• [Cuplikan Halaman]
--

Senin, 06 April 2015

EDISI - 18 BURDAH

Edisi 18 Burdah
Kamis 28 Agustus 2014

“Jangan Didik Dengan Kebencian”               
Huwal Habiibul ladzi turja syafa'atuhu  Li-kulli haulin minal ahwaali muqtahami
Wan nafsu kat-thifli in tuhmilhu shabba 'alaHubbir rodo'i wa in taftimhu yanfathimi       
(Dan sungguh hawa nafsu laksana bayi,yang tidak akan sukarela berhenti
ingin terus disusui oleh ibundanya, meskipun dengan terpaksa, sang ibu harus menyapihnya)

--

• [Catatan Data]

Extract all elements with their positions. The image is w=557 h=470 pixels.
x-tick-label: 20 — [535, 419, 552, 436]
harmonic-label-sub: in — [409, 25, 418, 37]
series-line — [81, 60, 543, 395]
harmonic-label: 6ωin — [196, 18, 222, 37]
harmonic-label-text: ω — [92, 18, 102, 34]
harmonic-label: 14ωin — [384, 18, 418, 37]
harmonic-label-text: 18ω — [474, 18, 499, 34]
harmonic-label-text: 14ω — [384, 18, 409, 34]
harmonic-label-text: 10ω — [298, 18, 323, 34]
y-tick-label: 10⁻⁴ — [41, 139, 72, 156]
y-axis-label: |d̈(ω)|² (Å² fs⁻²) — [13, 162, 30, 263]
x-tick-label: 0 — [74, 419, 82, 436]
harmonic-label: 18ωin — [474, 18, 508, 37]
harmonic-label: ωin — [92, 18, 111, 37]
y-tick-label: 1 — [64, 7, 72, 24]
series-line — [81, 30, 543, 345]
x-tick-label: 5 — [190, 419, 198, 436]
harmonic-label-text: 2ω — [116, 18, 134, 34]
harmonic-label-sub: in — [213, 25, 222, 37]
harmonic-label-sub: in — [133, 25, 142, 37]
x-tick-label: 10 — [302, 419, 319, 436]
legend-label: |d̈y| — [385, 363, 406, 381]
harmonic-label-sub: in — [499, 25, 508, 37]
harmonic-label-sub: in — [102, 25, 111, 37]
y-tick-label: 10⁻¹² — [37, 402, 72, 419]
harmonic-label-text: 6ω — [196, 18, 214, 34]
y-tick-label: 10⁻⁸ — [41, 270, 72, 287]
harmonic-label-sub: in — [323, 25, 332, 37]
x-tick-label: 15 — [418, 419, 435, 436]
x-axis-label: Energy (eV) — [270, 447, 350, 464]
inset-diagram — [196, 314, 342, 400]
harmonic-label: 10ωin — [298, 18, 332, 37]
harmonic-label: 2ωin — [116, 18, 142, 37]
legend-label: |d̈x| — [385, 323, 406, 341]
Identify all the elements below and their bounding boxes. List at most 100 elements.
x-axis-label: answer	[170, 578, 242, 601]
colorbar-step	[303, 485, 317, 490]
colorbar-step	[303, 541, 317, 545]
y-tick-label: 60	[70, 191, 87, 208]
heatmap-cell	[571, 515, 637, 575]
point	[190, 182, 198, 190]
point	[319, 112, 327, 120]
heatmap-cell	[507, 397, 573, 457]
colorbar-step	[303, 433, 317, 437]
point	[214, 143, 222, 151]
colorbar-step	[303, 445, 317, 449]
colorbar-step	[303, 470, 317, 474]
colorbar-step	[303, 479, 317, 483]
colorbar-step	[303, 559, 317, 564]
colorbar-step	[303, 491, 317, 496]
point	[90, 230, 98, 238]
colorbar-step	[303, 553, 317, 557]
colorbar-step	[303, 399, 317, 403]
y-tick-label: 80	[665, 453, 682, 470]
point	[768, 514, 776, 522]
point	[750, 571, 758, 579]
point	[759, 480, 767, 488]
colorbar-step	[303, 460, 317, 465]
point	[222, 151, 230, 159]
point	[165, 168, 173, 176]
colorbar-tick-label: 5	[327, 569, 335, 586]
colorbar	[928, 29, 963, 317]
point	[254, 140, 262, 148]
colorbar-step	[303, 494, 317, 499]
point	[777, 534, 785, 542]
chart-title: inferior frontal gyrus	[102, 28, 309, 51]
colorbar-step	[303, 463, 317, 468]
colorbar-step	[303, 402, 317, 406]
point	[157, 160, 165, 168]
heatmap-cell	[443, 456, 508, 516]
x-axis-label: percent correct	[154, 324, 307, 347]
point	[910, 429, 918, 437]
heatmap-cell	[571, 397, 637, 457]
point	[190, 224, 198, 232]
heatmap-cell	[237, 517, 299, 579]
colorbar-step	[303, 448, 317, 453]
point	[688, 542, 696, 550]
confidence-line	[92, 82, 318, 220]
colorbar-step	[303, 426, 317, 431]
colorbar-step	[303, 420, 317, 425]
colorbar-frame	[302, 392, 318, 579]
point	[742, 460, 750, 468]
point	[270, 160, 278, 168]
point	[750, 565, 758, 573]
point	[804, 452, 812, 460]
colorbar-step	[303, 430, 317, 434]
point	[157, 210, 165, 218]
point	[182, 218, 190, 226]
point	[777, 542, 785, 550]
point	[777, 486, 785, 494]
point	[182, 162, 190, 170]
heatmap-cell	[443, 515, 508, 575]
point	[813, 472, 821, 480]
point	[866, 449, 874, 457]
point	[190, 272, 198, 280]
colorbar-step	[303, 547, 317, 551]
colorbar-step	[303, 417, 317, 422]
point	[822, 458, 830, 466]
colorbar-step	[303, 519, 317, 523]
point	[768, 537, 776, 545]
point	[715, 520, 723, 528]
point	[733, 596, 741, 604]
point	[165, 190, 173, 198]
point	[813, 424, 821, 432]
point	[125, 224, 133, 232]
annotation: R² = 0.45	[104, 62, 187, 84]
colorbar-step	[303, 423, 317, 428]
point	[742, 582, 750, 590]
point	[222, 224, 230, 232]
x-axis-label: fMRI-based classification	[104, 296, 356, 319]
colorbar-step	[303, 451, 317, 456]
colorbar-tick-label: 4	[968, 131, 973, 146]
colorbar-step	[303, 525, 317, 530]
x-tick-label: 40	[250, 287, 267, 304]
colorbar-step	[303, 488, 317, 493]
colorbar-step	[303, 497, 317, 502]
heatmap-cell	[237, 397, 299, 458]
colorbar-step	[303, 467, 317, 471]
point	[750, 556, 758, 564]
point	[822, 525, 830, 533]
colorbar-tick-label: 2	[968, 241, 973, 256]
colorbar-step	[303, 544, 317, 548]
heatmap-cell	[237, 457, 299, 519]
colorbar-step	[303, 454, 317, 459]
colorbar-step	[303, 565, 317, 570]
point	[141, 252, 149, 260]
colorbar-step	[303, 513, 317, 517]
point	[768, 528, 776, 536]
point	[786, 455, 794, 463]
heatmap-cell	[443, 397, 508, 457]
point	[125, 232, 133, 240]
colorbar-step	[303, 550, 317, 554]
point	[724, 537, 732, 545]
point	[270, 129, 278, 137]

--

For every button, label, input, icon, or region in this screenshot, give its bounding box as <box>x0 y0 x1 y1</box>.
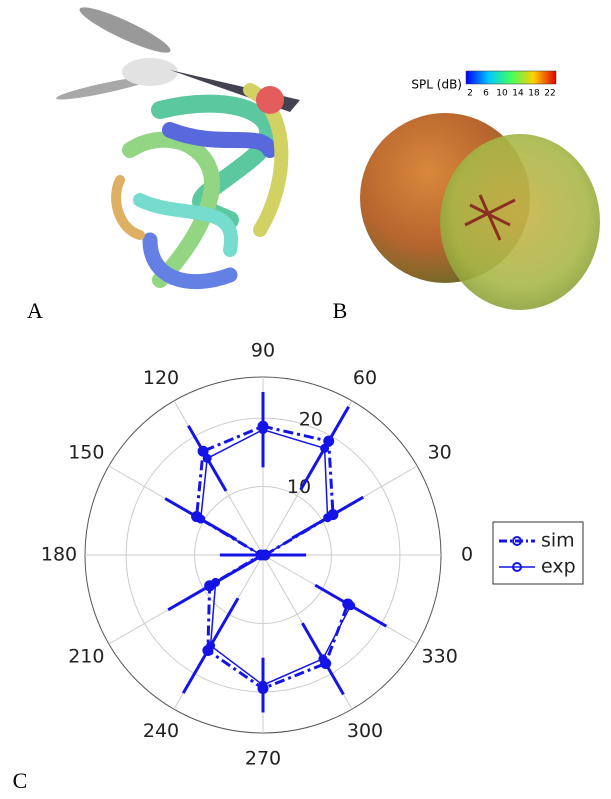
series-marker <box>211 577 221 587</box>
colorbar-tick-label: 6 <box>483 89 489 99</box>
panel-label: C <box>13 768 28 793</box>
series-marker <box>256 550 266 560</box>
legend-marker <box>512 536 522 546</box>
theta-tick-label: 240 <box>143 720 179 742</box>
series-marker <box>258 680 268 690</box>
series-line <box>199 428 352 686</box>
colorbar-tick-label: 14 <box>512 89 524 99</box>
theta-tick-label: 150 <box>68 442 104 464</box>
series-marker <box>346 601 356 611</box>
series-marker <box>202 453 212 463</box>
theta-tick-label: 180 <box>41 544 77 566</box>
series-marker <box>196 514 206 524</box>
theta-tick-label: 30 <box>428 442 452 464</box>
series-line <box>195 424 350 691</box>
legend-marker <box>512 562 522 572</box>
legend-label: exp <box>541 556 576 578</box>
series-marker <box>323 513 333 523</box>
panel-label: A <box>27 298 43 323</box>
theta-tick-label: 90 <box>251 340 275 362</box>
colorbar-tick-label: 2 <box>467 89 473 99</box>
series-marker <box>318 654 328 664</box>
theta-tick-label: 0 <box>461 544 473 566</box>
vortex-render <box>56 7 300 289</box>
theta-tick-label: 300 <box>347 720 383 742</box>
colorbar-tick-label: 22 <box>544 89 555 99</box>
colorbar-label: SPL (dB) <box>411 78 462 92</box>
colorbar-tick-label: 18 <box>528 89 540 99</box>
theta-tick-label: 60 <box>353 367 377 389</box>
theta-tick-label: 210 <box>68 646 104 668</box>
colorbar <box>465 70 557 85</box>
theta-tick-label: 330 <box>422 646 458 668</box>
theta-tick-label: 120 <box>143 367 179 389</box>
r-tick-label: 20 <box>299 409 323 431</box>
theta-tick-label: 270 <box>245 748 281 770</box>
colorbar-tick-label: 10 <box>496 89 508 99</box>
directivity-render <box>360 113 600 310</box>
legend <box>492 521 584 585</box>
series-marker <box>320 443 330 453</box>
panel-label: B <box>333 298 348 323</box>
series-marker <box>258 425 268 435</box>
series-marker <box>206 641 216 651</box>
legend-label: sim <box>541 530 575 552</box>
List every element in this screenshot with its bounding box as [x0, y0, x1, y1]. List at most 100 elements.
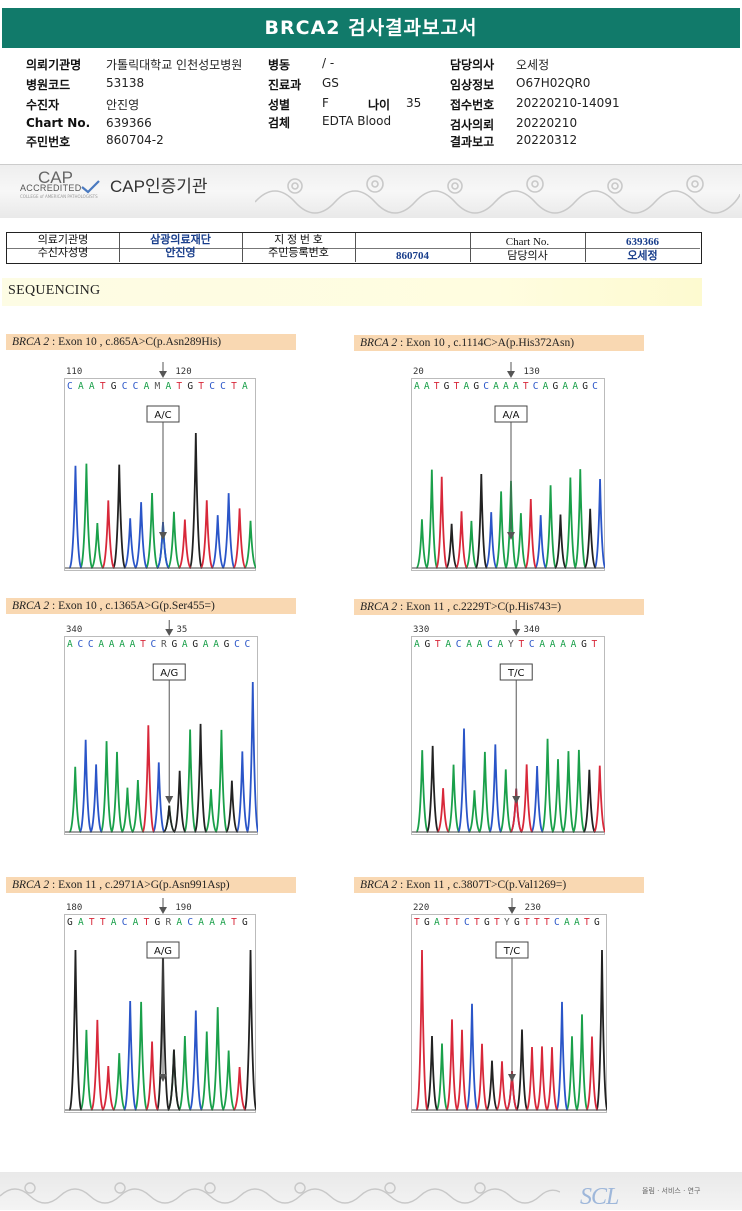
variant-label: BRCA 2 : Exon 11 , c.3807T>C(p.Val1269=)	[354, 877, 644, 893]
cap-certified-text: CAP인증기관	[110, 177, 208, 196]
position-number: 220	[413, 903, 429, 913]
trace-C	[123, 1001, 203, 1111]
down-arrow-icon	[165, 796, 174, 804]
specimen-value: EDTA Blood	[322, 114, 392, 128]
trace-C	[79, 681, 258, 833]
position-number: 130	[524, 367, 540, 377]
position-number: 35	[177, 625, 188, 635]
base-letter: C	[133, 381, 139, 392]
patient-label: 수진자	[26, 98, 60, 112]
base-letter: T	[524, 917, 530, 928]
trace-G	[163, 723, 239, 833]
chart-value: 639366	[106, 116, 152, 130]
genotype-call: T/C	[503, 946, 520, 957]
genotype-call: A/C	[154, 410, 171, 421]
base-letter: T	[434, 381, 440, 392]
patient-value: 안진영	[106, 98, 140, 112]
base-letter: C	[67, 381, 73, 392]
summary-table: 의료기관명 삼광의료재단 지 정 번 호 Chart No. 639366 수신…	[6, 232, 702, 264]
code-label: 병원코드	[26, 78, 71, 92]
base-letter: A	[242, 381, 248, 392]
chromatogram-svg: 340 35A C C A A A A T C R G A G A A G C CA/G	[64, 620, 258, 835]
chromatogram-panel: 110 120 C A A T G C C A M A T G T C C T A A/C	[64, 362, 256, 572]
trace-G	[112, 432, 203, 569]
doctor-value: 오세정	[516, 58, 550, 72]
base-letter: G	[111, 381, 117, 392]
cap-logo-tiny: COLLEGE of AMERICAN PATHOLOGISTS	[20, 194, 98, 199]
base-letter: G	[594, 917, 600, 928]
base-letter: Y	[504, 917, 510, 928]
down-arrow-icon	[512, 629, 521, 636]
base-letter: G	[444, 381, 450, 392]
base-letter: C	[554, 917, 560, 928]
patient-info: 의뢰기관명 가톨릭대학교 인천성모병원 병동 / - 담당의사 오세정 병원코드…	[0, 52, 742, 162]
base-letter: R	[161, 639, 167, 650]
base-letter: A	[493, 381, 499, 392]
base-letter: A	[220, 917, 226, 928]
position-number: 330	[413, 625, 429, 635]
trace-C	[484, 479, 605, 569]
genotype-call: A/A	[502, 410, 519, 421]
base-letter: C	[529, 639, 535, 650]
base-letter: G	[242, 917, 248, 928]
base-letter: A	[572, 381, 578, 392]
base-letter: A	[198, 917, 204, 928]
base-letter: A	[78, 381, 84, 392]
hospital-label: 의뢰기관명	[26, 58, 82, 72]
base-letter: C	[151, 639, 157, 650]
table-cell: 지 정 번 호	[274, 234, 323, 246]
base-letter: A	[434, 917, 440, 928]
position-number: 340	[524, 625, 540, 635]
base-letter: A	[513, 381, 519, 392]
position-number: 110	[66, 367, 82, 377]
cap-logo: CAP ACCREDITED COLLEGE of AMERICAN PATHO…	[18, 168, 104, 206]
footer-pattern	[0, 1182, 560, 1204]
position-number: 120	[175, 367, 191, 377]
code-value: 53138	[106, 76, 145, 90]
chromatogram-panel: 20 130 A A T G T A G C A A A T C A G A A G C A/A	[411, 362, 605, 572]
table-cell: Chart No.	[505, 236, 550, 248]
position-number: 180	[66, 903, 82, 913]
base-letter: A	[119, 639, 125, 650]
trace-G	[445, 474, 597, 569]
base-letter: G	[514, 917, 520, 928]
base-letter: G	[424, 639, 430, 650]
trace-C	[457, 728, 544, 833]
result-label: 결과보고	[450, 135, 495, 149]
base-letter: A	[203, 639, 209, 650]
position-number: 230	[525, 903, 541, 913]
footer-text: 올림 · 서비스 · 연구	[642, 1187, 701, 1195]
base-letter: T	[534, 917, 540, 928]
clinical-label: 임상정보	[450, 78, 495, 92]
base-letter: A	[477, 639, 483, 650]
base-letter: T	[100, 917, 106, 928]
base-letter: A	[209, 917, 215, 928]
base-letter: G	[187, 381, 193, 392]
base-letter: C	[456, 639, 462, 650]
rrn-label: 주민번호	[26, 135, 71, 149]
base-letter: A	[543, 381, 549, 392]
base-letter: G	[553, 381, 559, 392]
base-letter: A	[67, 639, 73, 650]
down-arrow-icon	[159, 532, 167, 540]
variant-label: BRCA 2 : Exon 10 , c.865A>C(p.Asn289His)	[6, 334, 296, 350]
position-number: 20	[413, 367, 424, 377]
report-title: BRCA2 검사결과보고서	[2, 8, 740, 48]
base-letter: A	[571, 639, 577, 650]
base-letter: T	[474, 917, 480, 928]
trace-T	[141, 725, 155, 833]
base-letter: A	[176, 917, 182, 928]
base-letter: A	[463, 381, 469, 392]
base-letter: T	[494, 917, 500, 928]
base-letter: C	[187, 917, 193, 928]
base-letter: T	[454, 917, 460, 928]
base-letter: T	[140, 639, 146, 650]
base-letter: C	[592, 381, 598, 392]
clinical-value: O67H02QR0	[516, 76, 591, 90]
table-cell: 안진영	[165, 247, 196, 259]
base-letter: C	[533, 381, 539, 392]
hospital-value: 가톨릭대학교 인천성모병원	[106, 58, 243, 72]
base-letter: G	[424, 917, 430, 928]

--

• [Ketentuan Latihan]
[a] Bisakah Anda menyalin ulang kutipan Burdah mulai dari "Huwal Habiibul ladzi" sampai dengan "ibu harus menyapihnya)", tetapi mengganti "bayi" dengan "anak kecil"?
[b] Bisakah Anda melanjutkan kutipan Burdah itu, dimulai tepat setelah kalimat terakhirnya?
Data tersebut sama sekali tidak dipakai di sini.

• [Hasil Latihan]
[a]
Huwal Habiibul ladzi turja syafa'atuhu  Li-kulli haulin minal ahwaali muqtahami
Wan nafsu kat-thifli in tuhmilhu shabba 'alaHubbir rodo'i wa in taftimhu yanfathimi       
(Dan sungguh hawa nafsu laksana anak kecil,yang tidak akan sukarela berhenti
ingin terus disusui oleh ibundanya, meskipun dengan terpaksa, sang ibu harus menyapihnya)

[b]
Ada banyak cara untuk mendefinisikan apa itu rasa sayang dan cinta, beribu-ribu kertas dan
penapun akan selalu kurang untuk menuliskan teori-Nya, begitupun jika kita berbicara
tentang hawa nafsu dan dimensi anehnya, yang kadang kita sadari ataupun tidak, sudah begitu
memimpin arah hidup kita. Sudah sangat menguasai seantero ruang hati dan mungkin penilaian
dan pemahaman kita. Sangat banyak orang yang begitu fasih ketika berbicara soal cinta dan
kasih sayang. Soal cara menaklukan ego diri sendiri, soal hawa nafsu dan dimensi
keanehannya, sangat berapi-api ketika berbicara soal-soal kebaikan, namun ”Dlahom”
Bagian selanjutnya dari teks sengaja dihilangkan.